Exercise goal
Exactly reproduce the entries, dropping any pictures from your copy.

Data section
....

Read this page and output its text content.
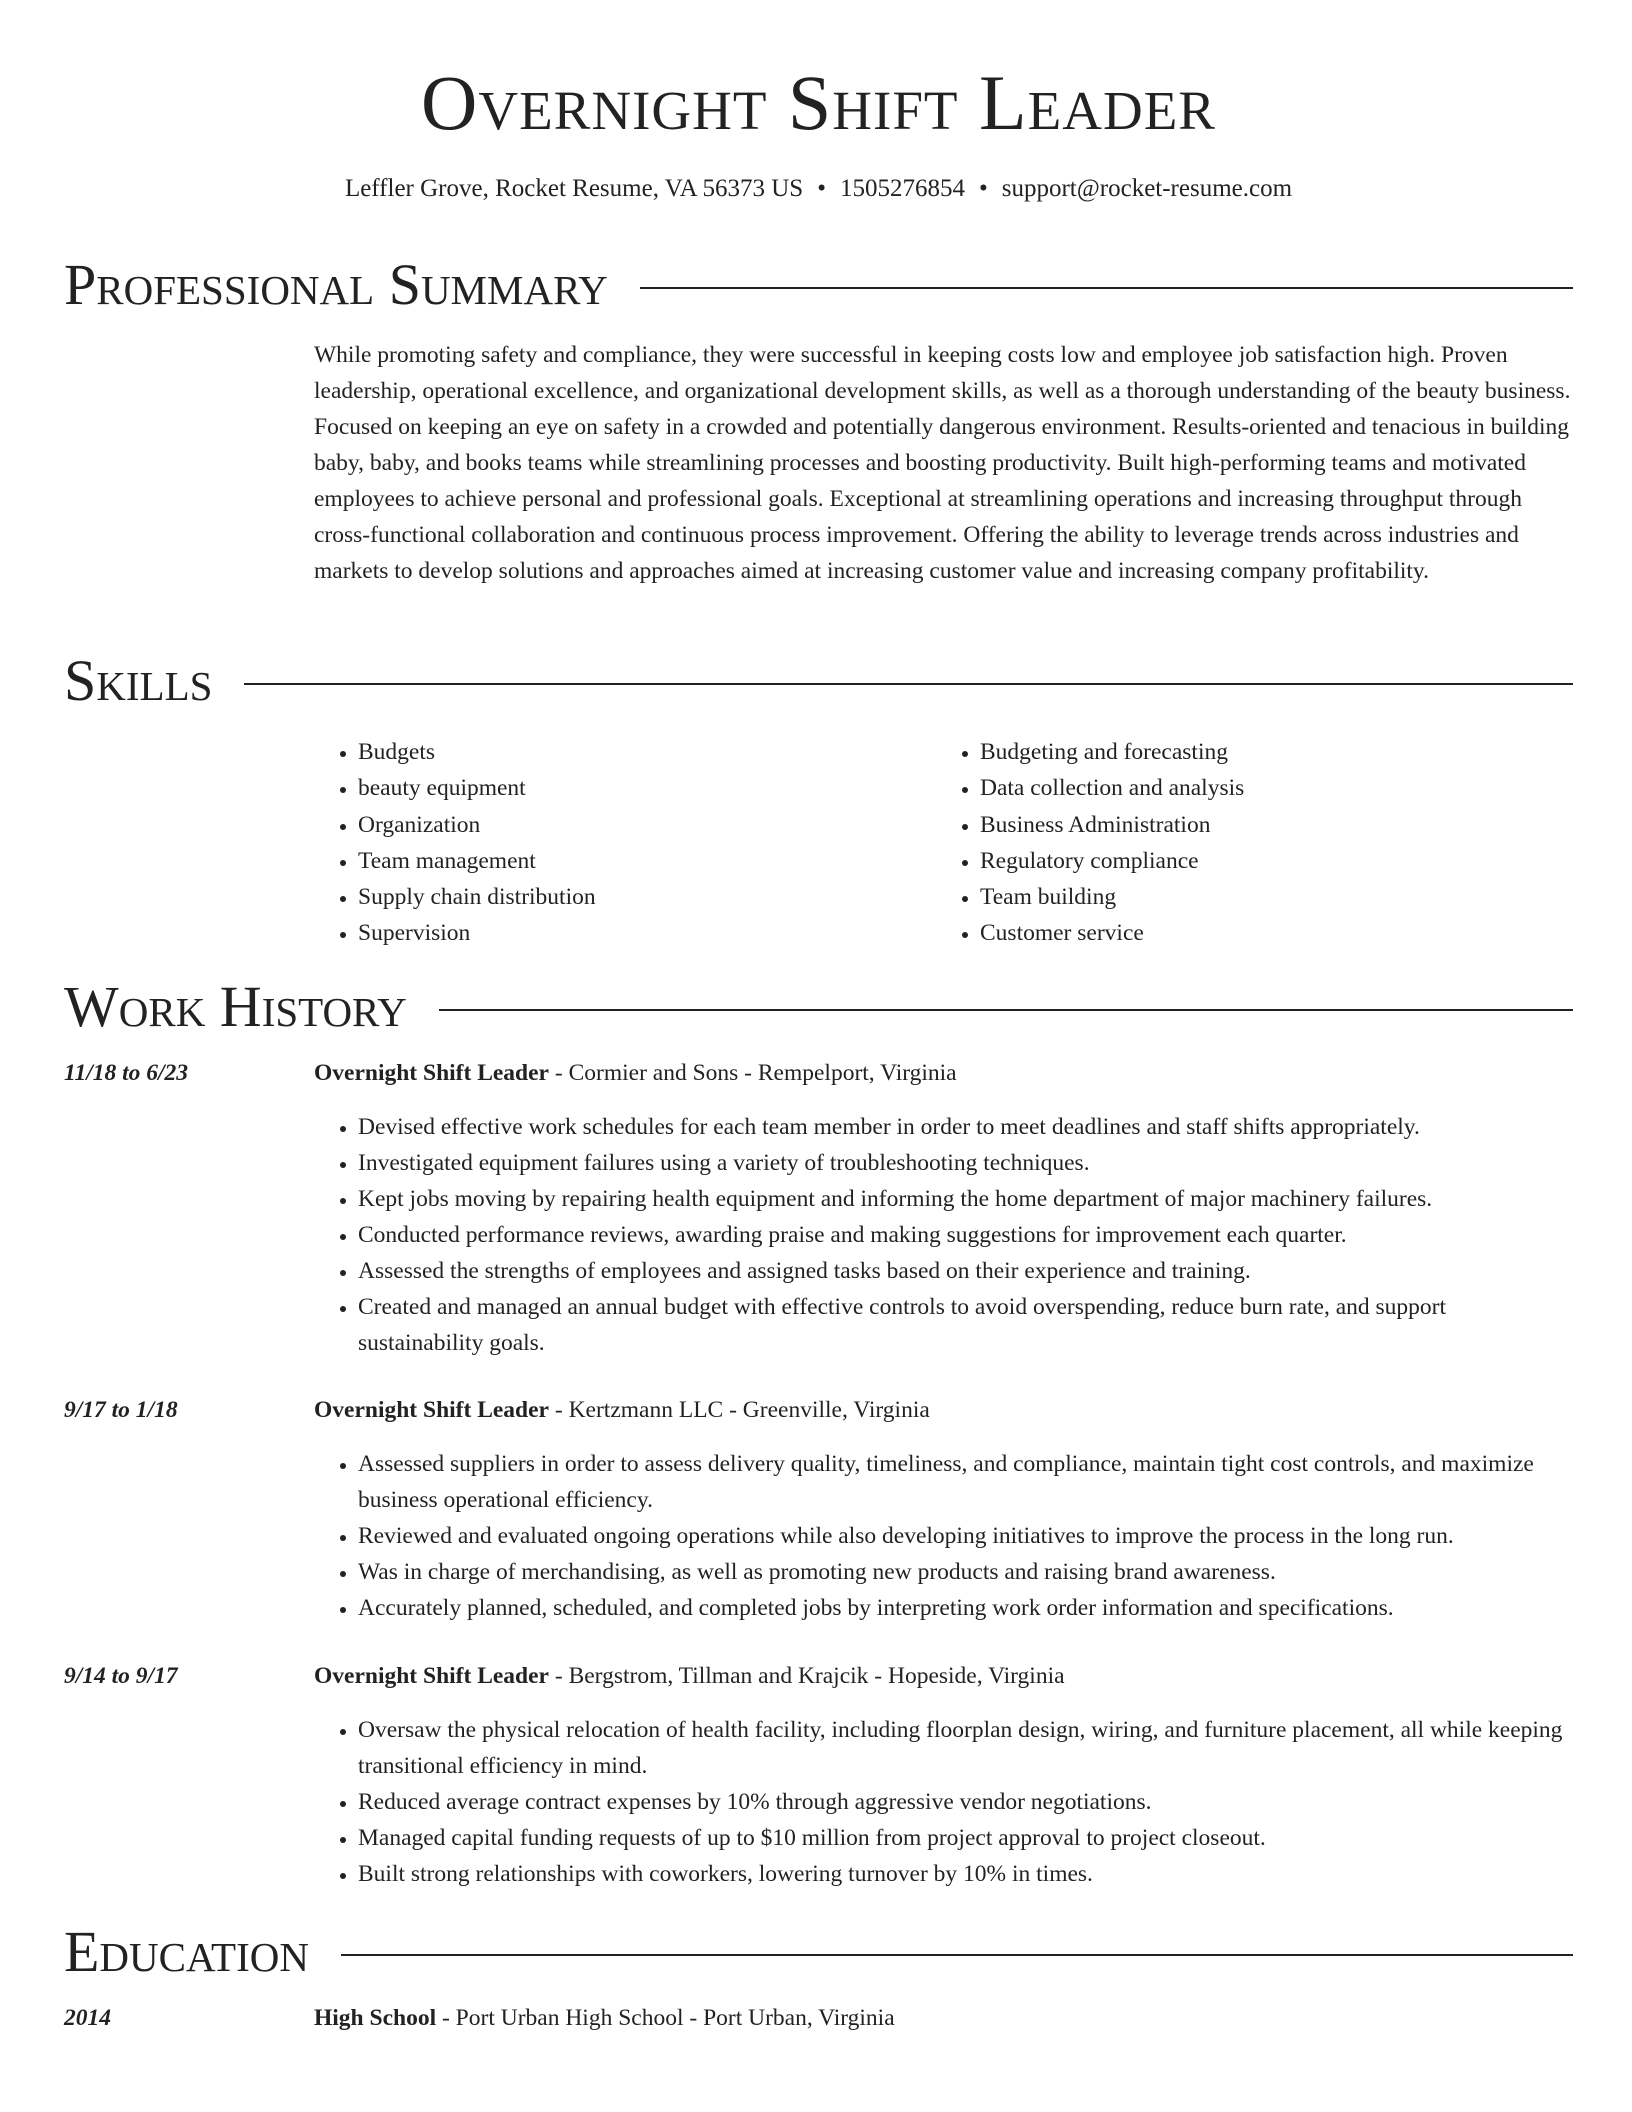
Overnight Shift Leader
Leffler Grove, Rocket Resume, VA 56373 US • 1505276854 • support@rocket-resume.com
Professional Summary

While promoting safety and compliance, they were successful in keeping costs low and employee job satisfaction high. Proven leadership, operational excellence, and organizational development skills, as well as a thorough understanding of the beauty business. Focused on keeping an eye on safety in a crowded and potentially dangerous environment. Results-oriented and tenacious in building baby, baby, and books teams while streamlining processes and boosting productivity. Built high-performing teams and motivated employees to achieve personal and professional goals. Exceptional at streamlining operations and increasing throughput through cross-functional collaboration and continuous process improvement. Offering the ability to leverage trends across industries and markets to develop solutions and approaches aimed at increasing customer value and increasing company profitability.

Skills
• Budgets
• beauty equipment
• Organization
• Team management
• Supply chain distribution
• Supervision
• Budgeting and forecasting
• Data collection and analysis
• Business Administration
• Regulatory compliance
• Team building
• Customer service
Work History
11/18 to 6/23	Overnight Shift Leader - Cormier and Sons - Rempelport, Virginia
• Devised effective work schedules for each team member in order to meet deadlines and staff shifts appropriately.
• Investigated equipment failures using a variety of troubleshooting techniques.
• Kept jobs moving by repairing health equipment and informing the home department of major machinery failures.
• Conducted performance reviews, awarding praise and making suggestions for improvement each quarter.
• Assessed the strengths of employees and assigned tasks based on their experience and training.
• Created and managed an annual budget with effective controls to avoid overspending, reduce burn rate, and support sustainability goals.
9/17 to 1/18	Overnight Shift Leader - Kertzmann LLC - Greenville, Virginia
• Assessed suppliers in order to assess delivery quality, timeliness, and compliance, maintain tight cost controls, and maximize business operational efficiency.
• Reviewed and evaluated ongoing operations while also developing initiatives to improve the process in the long run.
• Was in charge of merchandising, as well as promoting new products and raising brand awareness.
• Accurately planned, scheduled, and completed jobs by interpreting work order information and specifications.
9/14 to 9/17	Overnight Shift Leader - Bergstrom, Tillman and Krajcik - Hopeside, Virginia
• Oversaw the physical relocation of health facility, including floorplan design, wiring, and furniture placement, all while keeping transitional efficiency in mind.
• Reduced average contract expenses by 10% through aggressive vendor negotiations.
• Managed capital funding requests of up to $10 million from project approval to project closeout.
• Built strong relationships with coworkers, lowering turnover by 10% in times.
Education
2014	High School - Port Urban High School - Port Urban, Virginia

....

Written solution
Read this page and output its text content.
Overnight Shift Leader
Leffler Grove, Rocket Resume, VA 56373 US • 1505276854 • support@rocket-resume.com
Professional Summary

While promoting safety and compliance, they were successful in keeping costs low and employee job satisfaction high. Proven leadership, operational excellence, and organizational development skills, as well as a thorough understanding of the beauty business. Focused on keeping an eye on safety in a crowded and potentially dangerous environment. Results-oriented and tenacious in building baby, baby, and books teams while streamlining processes and boosting productivity. Built high-performing teams and motivated employees to achieve personal and professional goals. Exceptional at streamlining operations and increasing throughput through cross-functional collaboration and continuous process improvement. Offering the ability to leverage trends across industries and markets to develop solutions and approaches aimed at increasing customer value and increasing company profitability.

Skills
• Budgets
• beauty equipment
• Organization
• Team management
• Supply chain distribution
• Supervision
• Budgeting and forecasting
• Data collection and analysis
• Business Administration
• Regulatory compliance
• Team building
• Customer service
Work History
11/18 to 6/23	Overnight Shift Leader - Cormier and Sons - Rempelport, Virginia
• Devised effective work schedules for each team member in order to meet deadlines and staff shifts appropriately.
• Investigated equipment failures using a variety of troubleshooting techniques.
• Kept jobs moving by repairing health equipment and informing the home department of major machinery failures.
• Conducted performance reviews, awarding praise and making suggestions for improvement each quarter.
• Assessed the strengths of employees and assigned tasks based on their experience and training.
• Created and managed an annual budget with effective controls to avoid overspending, reduce burn rate, and support sustainability goals.
9/17 to 1/18	Overnight Shift Leader - Kertzmann LLC - Greenville, Virginia
• Assessed suppliers in order to assess delivery quality, timeliness, and compliance, maintain tight cost controls, and maximize business operational efficiency.
• Reviewed and evaluated ongoing operations while also developing initiatives to improve the process in the long run.
• Was in charge of merchandising, as well as promoting new products and raising brand awareness.
• Accurately planned, scheduled, and completed jobs by interpreting work order information and specifications.
9/14 to 9/17	Overnight Shift Leader - Bergstrom, Tillman and Krajcik - Hopeside, Virginia
• Oversaw the physical relocation of health facility, including floorplan design, wiring, and furniture placement, all while keeping transitional efficiency in mind.
• Reduced average contract expenses by 10% through aggressive vendor negotiations.
• Managed capital funding requests of up to $10 million from project approval to project closeout.
• Built strong relationships with coworkers, lowering turnover by 10% in times.
Education
2014	High School - Port Urban High School - Port Urban, Virginia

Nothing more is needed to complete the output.